▶ [YOUR OBJECTIVE]:
Exactly repeat all the records below, omitting the images they hold.

▶ [THE RECORDS]:
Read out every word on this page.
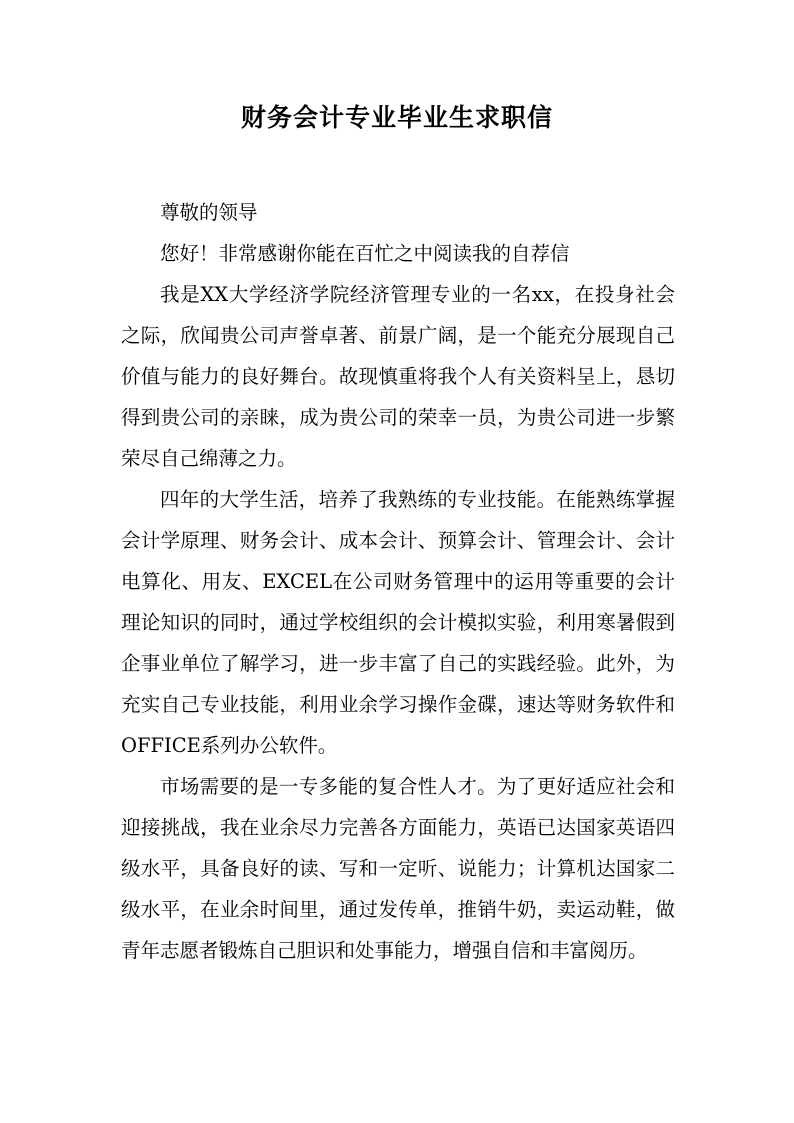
财务会计专业毕业生求职信

尊敬的领导

您好！非常感谢你能在百忙之中阅读我的自荐信

我是XX大学经济学院经济管理专业的一名xx，在投身社会之际，欣闻贵公司声誉卓著、前景广阔，是一个能充分展现自己价值与能力的良好舞台。故现慎重将我个人有关资料呈上，恳切得到贵公司的亲睐，成为贵公司的荣幸一员，为贵公司进一步繁荣尽自己绵薄之力。

四年的大学生活，培养了我熟练的专业技能。在能熟练掌握会计学原理、财务会计、成本会计、预算会计、管理会计、会计电算化、用友、EXCEL在公司财务管理中的运用等重要的会计理论知识的同时，通过学校组织的会计模拟实验，利用寒暑假到企事业单位了解学习，进一步丰富了自己的实践经验。此外，为充实自己专业技能，利用业余学习操作金碟，速达等财务软件和OFFICE系列办公软件。

市场需要的是一专多能的复合性人才。为了更好适应社会和迎接挑战，我在业余尽力完善各方面能力，英语已达国家英语四级水平，具备良好的读、写和一定听、说能力；计算机达国家二级水平，在业余时间里，通过发传单，推销牛奶，卖运动鞋，做青年志愿者锻炼自己胆识和处事能力，增强自信和丰富阅历。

▶ [SOLUTION FOR THIS TASK]:
Read out every word on this page.
财务会计专业毕业生求职信

尊敬的领导

您好！非常感谢你能在百忙之中阅读我的自荐信

我是XX大学经济学院经济管理专业的一名xx，在投身社会之际，欣闻贵公司声誉卓著、前景广阔，是一个能充分展现自己价值与能力的良好舞台。故现慎重将我个人有关资料呈上，恳切得到贵公司的亲睐，成为贵公司的荣幸一员，为贵公司进一步繁荣尽自己绵薄之力。

四年的大学生活，培养了我熟练的专业技能。在能熟练掌握会计学原理、财务会计、成本会计、预算会计、管理会计、会计电算化、用友、EXCEL在公司财务管理中的运用等重要的会计理论知识的同时，通过学校组织的会计模拟实验，利用寒暑假到企事业单位了解学习，进一步丰富了自己的实践经验。此外，为充实自己专业技能，利用业余学习操作金碟，速达等财务软件和OFFICE系列办公软件。

市场需要的是一专多能的复合性人才。为了更好适应社会和迎接挑战，我在业余尽力完善各方面能力，英语已达国家英语四级水平，具备良好的读、写和一定听、说能力；计算机达国家二级水平，在业余时间里，通过发传单，推销牛奶，卖运动鞋，做青年志愿者锻炼自己胆识和处事能力，增强自信和丰富阅历。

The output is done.